▸ **Problem details**:
Write out all of the records precisely. Skip anything that is a picture.

--- Start of The data ---

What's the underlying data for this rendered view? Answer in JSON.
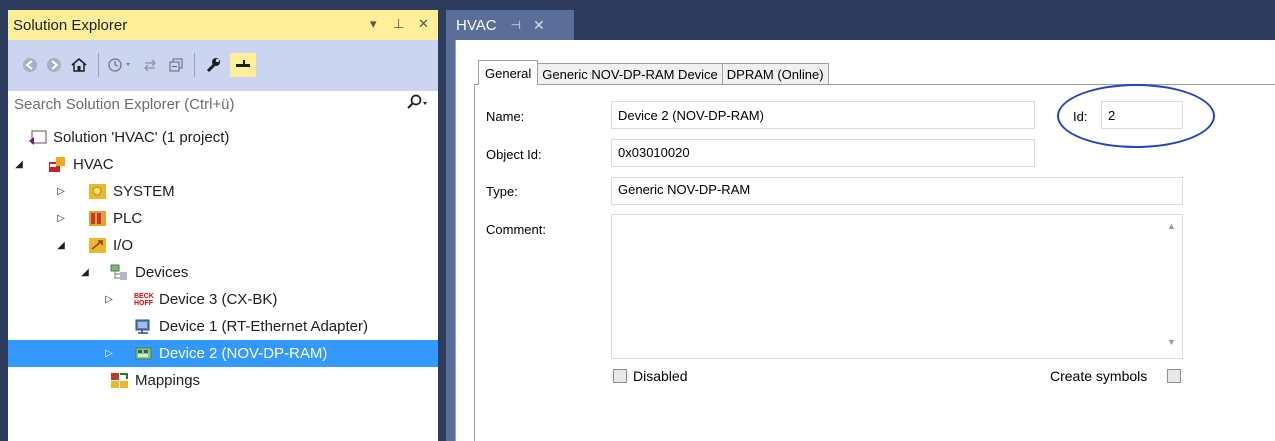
{
  "solution_explorer": {
    "title": "Solution Explorer",
    "dropdown_glyph": "▾",
    "pin_glyph": "⊥",
    "close_glyph": "✕",
    "search_placeholder": "Search Solution Explorer (Ctrl+ü)",
    "search_icon": "magnifier-icon",
    "tree": {
      "solution": "Solution 'HVAC' (1 project)",
      "project": "HVAC",
      "system": "SYSTEM",
      "plc": "PLC",
      "io": "I/O",
      "devices": "Devices",
      "device3": "Device 3 (CX-BK)",
      "device1": "Device 1 (RT-Ethernet Adapter)",
      "device2": "Device 2 (NOV-DP-RAM)",
      "mappings": "Mappings"
    },
    "beckhoff_badge_top": "BECK",
    "beckhoff_badge_bottom": "HOFF"
  },
  "editor": {
    "doc_tab": "HVAC",
    "doc_tab_pin": "⊣",
    "doc_tab_close": "✕",
    "tabs": [
      "General",
      "Generic NOV-DP-RAM Device",
      "DPRAM (Online)"
    ],
    "active_tab": "General",
    "form": {
      "name_label": "Name:",
      "name_value": "Device 2 (NOV-DP-RAM)",
      "id_label": "Id:",
      "id_value": "2",
      "objectid_label": "Object Id:",
      "objectid_value": "0x03010020",
      "type_label": "Type:",
      "type_value": "Generic NOV-DP-RAM",
      "comment_label": "Comment:",
      "comment_value": "",
      "disabled_label": "Disabled",
      "disabled_checked": false,
      "create_symbols_label": "Create symbols",
      "create_symbols_checked": false
    }
  },
  "colors": {
    "chrome": "#2d3c5c",
    "title_active": "#ffef9b",
    "toolbar": "#ccd5f0",
    "selection": "#3399ff",
    "highlight_oval": "#2442c9"
  }
}
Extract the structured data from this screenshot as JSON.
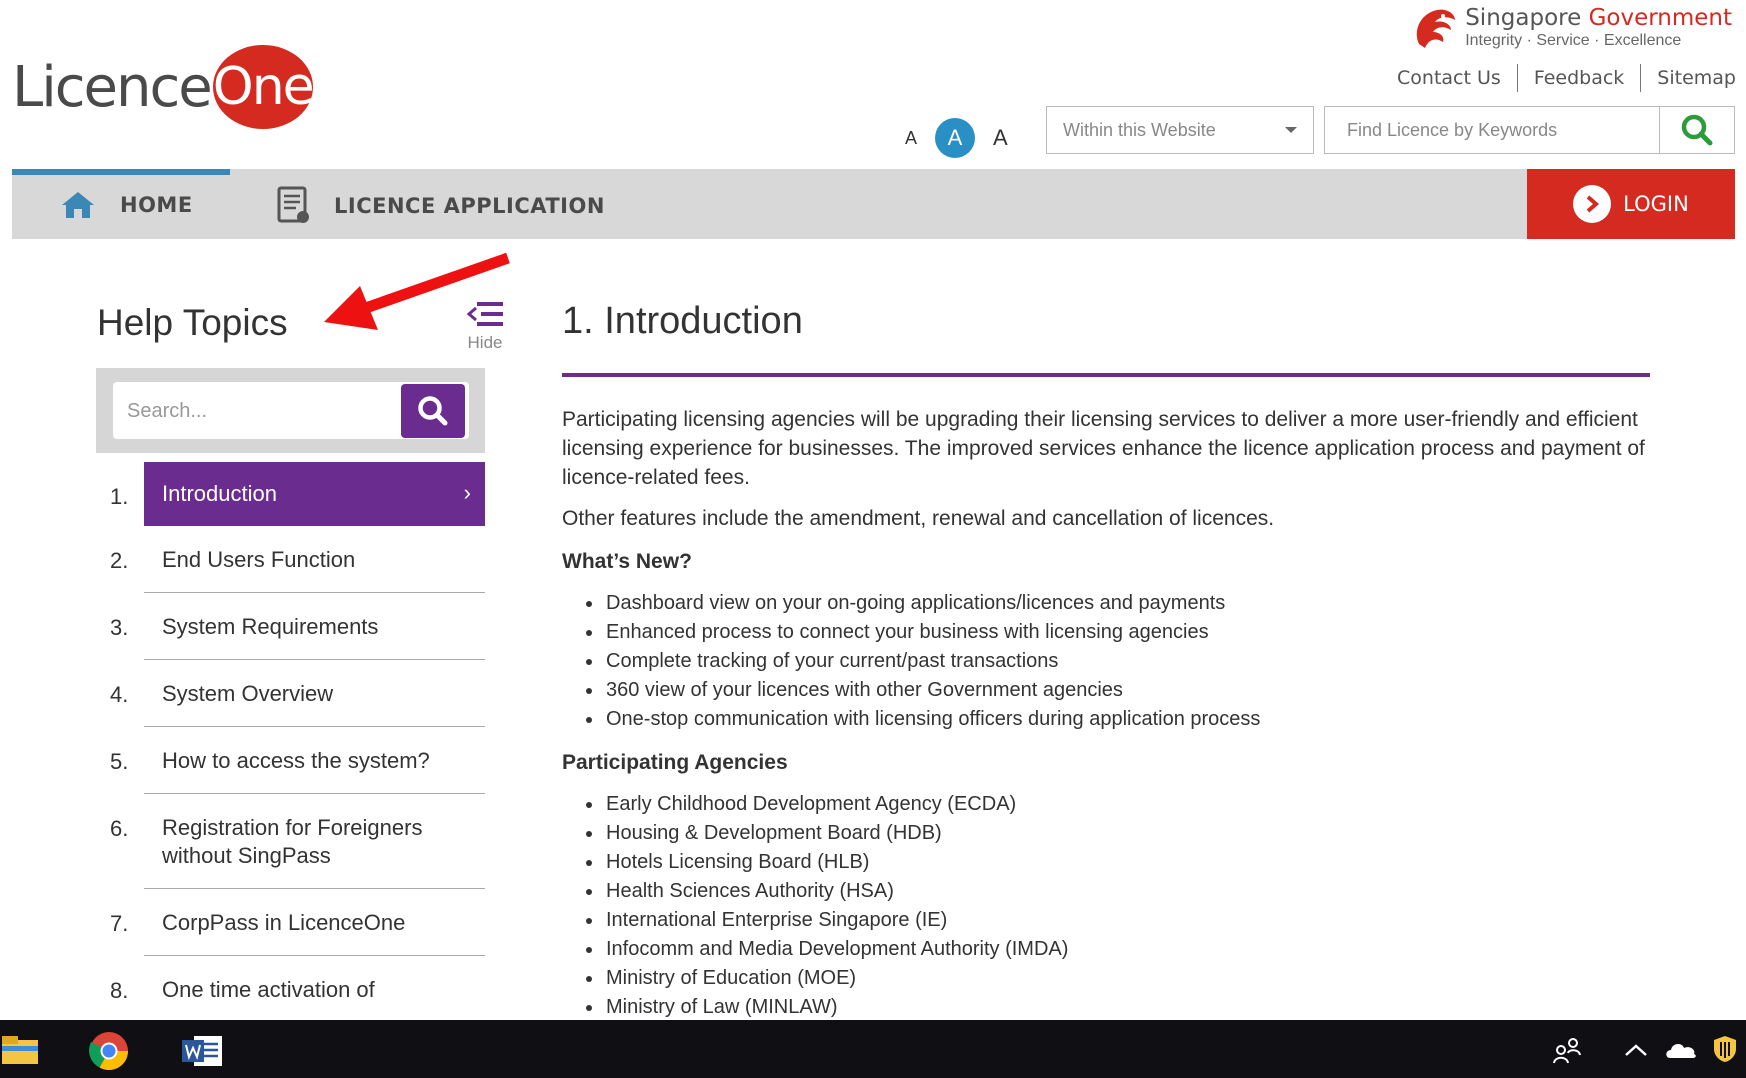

--- End of The data ---

▸ **Response to the exercise**:
What's the underlying data for this rendered view? Answer in JSON.
{
  "solution_explorer": {
    "title": "Solution Explorer",
    "dropdown_glyph": "▾",
    "pin_glyph": "⊥",
    "close_glyph": "✕",
    "search_placeholder": "Search Solution Explorer (Ctrl+ü)",
    "search_icon": "magnifier-icon",
    "tree": {
      "solution": "Solution 'HVAC' (1 project)",
      "project": "HVAC",
      "system": "SYSTEM",
      "plc": "PLC",
      "io": "I/O",
      "devices": "Devices",
      "device3": "Device 3 (CX-BK)",
      "device1": "Device 1 (RT-Ethernet Adapter)",
      "device2": "Device 2 (NOV-DP-RAM)",
      "mappings": "Mappings"
    },
    "beckhoff_badge_top": "BECK",
    "beckhoff_badge_bottom": "HOFF"
  },
  "editor": {
    "doc_tab": "HVAC",
    "doc_tab_pin": "⊣",
    "doc_tab_close": "✕",
    "tabs": [
      "General",
      "Generic NOV-DP-RAM Device",
      "DPRAM (Online)"
    ],
    "active_tab": "General",
    "form": {
      "name_label": "Name:",
      "name_value": "Device 2 (NOV-DP-RAM)",
      "id_label": "Id:",
      "id_value": "2",
      "objectid_label": "Object Id:",
      "objectid_value": "0x03010020",
      "type_label": "Type:",
      "type_value": "Generic NOV-DP-RAM",
      "comment_label": "Comment:",
      "comment_value": "",
      "disabled_label": "Disabled",
      "disabled_checked": false,
      "create_symbols_label": "Create symbols",
      "create_symbols_checked": false
    }
  },
  "colors": {
    "chrome": "#2d3c5c",
    "title_active": "#ffef9b",
    "toolbar": "#ccd5f0",
    "selection": "#3399ff",
    "highlight_oval": "#2442c9"
  }
}
Extract the structured data from this screenshot as JSON.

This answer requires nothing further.